# [GIVEN REQUEST]
Below are some records. Pull every line that contains the word "Research".

# [ENTRIES PROVIDED]
+===+

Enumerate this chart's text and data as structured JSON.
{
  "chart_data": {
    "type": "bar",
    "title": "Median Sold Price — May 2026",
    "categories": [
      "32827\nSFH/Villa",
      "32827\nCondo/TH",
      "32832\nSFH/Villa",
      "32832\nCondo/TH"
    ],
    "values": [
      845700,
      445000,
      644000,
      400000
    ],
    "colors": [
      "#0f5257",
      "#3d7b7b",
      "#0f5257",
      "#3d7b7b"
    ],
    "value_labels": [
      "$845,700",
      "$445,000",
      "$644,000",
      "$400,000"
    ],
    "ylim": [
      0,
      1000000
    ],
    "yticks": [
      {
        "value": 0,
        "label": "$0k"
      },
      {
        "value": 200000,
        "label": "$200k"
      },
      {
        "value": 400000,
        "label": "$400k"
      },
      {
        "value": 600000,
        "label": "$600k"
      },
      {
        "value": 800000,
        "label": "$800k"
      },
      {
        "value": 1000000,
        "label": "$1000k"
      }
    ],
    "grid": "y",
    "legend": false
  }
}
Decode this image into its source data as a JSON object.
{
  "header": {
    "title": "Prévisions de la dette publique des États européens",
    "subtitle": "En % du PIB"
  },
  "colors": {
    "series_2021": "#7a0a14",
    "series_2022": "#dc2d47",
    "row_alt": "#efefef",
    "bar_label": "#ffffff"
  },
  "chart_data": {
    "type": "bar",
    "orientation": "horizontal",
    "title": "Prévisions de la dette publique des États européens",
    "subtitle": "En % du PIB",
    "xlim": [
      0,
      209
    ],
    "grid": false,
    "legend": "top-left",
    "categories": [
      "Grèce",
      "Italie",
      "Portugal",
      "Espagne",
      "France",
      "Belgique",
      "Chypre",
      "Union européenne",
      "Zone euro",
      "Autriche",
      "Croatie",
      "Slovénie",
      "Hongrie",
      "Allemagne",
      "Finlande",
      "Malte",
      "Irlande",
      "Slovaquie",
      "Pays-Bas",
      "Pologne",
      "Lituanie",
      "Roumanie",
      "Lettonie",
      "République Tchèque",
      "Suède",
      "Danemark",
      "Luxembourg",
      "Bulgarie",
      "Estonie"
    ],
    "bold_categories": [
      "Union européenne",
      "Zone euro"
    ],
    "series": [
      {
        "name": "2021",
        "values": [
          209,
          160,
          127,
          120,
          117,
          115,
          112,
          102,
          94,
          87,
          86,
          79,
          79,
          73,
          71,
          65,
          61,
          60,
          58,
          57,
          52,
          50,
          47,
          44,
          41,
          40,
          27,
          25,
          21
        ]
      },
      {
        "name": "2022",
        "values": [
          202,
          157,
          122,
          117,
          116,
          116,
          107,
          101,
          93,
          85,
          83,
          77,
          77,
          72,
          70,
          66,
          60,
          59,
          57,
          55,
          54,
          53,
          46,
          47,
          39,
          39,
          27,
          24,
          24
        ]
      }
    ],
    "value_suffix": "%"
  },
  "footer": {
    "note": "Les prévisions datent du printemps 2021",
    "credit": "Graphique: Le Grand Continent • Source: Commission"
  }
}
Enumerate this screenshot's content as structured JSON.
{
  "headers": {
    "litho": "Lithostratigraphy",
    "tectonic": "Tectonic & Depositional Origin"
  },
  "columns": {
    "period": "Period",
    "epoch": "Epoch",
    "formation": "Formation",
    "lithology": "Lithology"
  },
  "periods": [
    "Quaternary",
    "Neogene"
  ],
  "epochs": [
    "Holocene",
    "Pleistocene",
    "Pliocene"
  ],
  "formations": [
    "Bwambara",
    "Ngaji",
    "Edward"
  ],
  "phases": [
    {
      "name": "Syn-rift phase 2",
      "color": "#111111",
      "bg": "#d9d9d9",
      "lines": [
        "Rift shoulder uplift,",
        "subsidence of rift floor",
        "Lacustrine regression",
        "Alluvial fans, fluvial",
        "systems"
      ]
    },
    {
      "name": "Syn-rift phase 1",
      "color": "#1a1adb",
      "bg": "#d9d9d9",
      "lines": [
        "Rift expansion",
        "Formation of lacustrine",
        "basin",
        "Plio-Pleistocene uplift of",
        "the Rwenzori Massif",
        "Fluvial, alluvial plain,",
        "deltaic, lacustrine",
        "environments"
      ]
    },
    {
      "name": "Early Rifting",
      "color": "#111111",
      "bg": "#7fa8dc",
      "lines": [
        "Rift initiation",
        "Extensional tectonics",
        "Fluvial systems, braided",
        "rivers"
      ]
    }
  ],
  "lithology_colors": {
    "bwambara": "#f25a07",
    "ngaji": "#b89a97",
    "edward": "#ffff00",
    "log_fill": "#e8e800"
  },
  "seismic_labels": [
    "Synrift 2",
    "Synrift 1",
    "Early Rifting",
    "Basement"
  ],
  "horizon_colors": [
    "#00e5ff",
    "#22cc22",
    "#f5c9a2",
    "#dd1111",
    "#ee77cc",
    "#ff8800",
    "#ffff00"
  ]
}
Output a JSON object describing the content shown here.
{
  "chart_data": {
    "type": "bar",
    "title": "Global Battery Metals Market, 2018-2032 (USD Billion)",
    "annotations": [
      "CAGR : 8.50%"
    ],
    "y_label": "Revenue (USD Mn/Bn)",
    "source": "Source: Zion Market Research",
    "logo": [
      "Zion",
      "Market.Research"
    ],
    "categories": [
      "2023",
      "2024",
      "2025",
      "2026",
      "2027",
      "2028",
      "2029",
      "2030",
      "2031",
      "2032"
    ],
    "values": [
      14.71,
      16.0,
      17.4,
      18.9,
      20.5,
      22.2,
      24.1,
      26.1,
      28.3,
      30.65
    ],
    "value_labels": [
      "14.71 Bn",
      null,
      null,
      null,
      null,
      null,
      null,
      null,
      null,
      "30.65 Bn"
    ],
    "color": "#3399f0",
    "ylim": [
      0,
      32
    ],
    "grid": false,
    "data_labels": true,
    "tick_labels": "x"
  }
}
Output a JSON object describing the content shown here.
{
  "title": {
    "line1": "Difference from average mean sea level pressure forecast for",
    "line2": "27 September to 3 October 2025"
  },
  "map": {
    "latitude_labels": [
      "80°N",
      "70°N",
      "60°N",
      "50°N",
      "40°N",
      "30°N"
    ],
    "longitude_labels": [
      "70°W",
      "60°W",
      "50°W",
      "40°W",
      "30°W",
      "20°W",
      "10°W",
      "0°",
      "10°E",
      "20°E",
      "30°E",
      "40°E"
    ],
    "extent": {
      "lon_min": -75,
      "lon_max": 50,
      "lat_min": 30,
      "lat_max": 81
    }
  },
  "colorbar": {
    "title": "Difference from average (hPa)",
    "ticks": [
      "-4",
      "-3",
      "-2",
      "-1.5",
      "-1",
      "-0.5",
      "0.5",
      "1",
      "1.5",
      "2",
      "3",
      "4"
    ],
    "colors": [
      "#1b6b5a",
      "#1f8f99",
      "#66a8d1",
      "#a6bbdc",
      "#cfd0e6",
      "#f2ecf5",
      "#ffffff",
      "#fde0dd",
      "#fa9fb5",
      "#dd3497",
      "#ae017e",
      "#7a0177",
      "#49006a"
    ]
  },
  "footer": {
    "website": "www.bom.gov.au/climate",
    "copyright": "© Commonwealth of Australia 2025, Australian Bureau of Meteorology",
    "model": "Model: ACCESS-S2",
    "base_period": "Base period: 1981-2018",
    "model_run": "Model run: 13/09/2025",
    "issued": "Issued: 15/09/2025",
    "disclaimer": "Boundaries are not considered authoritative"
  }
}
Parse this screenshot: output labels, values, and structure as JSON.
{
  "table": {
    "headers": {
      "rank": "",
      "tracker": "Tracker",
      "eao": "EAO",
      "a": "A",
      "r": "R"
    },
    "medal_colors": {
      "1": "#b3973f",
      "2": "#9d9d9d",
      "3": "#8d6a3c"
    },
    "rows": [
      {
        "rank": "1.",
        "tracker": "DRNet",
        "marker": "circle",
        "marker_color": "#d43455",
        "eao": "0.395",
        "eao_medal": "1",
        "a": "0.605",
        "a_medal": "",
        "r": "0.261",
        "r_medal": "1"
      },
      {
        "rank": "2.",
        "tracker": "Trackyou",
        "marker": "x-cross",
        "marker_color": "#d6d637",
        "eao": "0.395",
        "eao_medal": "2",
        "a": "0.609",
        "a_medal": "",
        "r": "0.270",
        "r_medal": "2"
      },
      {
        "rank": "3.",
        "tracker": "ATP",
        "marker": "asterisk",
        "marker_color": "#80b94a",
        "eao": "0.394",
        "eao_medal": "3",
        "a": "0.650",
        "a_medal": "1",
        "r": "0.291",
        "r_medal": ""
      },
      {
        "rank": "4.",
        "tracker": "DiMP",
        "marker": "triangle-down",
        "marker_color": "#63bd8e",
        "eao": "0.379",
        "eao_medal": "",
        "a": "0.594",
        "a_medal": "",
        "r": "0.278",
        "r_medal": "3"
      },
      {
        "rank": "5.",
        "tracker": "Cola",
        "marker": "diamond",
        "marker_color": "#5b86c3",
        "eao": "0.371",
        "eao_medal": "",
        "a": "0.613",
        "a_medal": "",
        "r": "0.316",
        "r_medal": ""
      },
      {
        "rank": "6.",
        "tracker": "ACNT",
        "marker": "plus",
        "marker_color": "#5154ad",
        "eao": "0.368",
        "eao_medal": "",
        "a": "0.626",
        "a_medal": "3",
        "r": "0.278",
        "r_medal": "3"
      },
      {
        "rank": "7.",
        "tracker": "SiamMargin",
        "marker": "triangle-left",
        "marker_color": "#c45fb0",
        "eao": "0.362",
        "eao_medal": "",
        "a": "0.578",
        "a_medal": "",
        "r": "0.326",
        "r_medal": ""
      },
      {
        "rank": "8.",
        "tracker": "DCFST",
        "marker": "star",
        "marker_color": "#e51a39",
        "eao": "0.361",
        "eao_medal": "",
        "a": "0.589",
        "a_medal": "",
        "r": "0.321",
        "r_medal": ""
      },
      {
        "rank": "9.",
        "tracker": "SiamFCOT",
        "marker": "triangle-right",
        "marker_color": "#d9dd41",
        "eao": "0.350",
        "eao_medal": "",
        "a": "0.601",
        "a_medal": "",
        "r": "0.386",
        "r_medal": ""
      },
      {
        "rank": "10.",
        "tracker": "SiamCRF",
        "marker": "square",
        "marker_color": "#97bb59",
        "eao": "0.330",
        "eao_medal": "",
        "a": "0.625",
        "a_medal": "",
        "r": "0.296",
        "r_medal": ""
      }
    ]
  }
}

+===+

# [SOLUTION TO THE EXERCISE]
    "source": "Source: Zion Market Research",
      "Market.Research"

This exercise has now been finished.